BEGIN SUPPLIED RECORDS

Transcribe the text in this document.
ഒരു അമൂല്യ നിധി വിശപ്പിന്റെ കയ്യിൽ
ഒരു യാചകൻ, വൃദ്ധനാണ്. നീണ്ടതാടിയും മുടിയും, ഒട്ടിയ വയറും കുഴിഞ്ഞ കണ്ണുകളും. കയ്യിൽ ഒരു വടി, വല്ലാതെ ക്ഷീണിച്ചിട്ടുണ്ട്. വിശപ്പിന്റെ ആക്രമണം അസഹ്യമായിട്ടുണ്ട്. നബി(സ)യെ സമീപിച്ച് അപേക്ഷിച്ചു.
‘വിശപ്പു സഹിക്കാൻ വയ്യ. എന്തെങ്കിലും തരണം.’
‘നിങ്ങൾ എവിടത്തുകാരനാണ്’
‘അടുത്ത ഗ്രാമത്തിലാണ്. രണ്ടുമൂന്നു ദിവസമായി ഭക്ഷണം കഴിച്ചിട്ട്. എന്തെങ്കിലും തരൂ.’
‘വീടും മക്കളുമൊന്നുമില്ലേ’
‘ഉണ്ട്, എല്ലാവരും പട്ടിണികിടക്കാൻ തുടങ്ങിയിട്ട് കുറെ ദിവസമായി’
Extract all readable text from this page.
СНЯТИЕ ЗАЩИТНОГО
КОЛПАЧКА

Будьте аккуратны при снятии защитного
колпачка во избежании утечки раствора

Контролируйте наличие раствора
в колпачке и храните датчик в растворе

END SUPPLIED RECORDS

**WHAT THIS TASK INVOLVES:** Set all of the entries down again, exactly as they were given.

**IN RESPONSE:**
Transcribe the text in this document.
ഒരു അമൂല്യ നിധി വിശപ്പിന്റെ കയ്യിൽ
ഒരു യാചകൻ, വൃദ്ധനാണ്. നീണ്ടതാടിയും മുടിയും, ഒട്ടിയ വയറും കുഴിഞ്ഞ കണ്ണുകളും. കയ്യിൽ ഒരു വടി, വല്ലാതെ ക്ഷീണിച്ചിട്ടുണ്ട്. വിശപ്പിന്റെ ആക്രമണം അസഹ്യമായിട്ടുണ്ട്. നബി(സ)യെ സമീപിച്ച് അപേക്ഷിച്ചു.
‘വിശപ്പു സഹിക്കാൻ വയ്യ. എന്തെങ്കിലും തരണം.’
‘നിങ്ങൾ എവിടത്തുകാരനാണ്’
‘അടുത്ത ഗ്രാമത്തിലാണ്. രണ്ടുമൂന്നു ദിവസമായി ഭക്ഷണം കഴിച്ചിട്ട്. എന്തെങ്കിലും തരൂ.’
‘വീടും മക്കളുമൊന്നുമില്ലേ’
‘ഉണ്ട്, എല്ലാവരും പട്ടിണികിടക്കാൻ തുടങ്ങിയിട്ട് കുറെ ദിവസമായി’
Extract all readable text from this page.
СНЯТИЕ ЗАЩИТНОГО
КОЛПАЧКА

Будьте аккуратны при снятии защитного
колпачка во избежании утечки раствора

Контролируйте наличие раствора
в колпачке и храните датчик в растворе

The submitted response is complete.